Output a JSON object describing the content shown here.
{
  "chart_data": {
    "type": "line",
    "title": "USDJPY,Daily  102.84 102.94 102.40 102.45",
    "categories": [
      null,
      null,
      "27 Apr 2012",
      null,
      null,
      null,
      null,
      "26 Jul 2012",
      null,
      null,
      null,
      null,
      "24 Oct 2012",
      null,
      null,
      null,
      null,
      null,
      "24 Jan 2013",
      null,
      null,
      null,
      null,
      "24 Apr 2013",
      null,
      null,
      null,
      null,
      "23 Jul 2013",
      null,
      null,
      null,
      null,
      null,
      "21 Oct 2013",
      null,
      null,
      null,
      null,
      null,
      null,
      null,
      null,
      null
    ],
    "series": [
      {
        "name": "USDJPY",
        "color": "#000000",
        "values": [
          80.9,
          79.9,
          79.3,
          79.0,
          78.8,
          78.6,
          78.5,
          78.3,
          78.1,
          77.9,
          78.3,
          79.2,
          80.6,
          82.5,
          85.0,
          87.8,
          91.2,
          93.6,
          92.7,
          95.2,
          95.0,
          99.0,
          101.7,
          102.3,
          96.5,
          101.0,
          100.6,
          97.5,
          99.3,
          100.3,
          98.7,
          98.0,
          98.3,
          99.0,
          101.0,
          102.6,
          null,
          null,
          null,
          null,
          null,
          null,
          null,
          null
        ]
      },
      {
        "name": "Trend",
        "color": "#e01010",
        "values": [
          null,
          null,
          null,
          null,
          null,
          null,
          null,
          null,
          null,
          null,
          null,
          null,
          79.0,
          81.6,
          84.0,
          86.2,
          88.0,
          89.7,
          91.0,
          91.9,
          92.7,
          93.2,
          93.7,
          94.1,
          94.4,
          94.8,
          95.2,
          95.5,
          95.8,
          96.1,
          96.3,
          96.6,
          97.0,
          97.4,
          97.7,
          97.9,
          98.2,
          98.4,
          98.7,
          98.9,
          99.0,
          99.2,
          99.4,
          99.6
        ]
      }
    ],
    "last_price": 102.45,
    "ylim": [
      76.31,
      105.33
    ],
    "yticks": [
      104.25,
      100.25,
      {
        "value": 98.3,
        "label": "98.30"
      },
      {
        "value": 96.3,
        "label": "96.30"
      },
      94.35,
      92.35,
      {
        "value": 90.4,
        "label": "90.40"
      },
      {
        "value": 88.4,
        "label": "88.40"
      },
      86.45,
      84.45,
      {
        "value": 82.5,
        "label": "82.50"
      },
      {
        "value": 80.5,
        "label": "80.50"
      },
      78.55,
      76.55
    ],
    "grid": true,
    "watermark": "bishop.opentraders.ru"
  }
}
────────────────────
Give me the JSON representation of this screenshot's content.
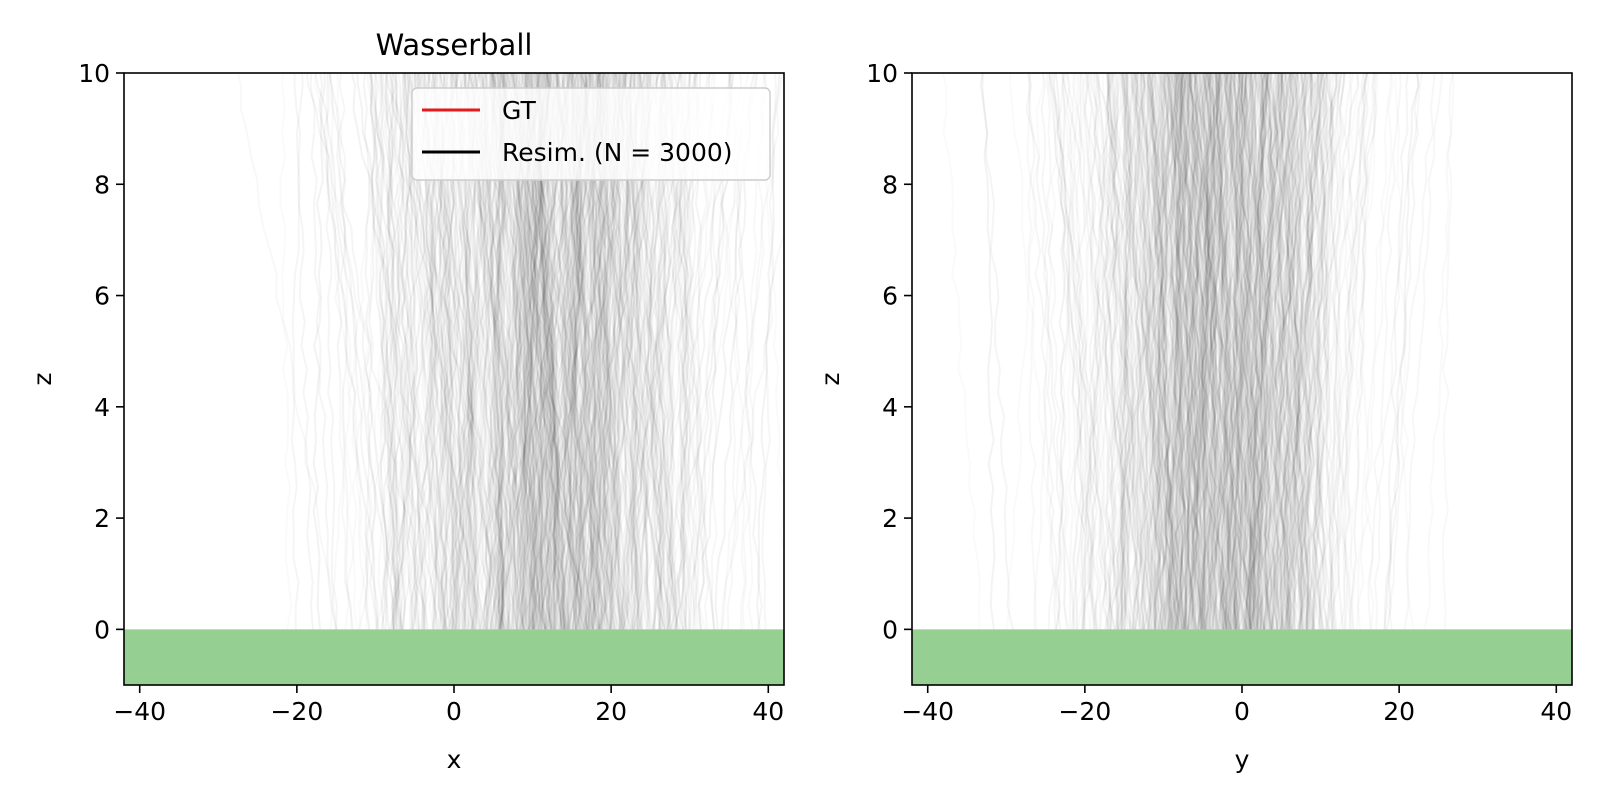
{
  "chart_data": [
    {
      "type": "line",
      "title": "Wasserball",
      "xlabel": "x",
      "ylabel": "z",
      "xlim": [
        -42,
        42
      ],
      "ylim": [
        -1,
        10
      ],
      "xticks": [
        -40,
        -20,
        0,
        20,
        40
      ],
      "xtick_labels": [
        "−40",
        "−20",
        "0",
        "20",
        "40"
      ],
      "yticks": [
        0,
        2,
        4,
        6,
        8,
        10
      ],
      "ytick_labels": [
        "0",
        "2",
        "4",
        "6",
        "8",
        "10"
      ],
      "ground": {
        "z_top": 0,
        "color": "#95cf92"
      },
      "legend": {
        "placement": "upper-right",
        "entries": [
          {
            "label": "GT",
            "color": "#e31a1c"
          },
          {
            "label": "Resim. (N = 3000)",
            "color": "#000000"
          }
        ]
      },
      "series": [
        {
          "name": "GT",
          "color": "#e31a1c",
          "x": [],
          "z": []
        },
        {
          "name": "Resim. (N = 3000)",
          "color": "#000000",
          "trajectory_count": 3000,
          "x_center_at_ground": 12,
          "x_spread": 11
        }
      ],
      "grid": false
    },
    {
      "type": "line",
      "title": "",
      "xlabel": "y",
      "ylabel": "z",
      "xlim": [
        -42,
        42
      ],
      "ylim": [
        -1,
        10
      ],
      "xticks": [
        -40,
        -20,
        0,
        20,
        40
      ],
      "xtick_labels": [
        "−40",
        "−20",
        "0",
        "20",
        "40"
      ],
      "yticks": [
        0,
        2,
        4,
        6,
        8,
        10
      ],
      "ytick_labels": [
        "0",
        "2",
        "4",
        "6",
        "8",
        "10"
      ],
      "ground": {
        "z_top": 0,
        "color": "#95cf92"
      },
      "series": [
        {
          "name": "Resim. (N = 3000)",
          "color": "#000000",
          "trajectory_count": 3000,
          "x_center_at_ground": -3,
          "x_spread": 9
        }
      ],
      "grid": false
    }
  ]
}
────────────────────
GIVEN EXERCISE:
Using the material above, work out how many lines contain the string "USDJPY". Give that number alone.

COMPLETE OUTPUT:
2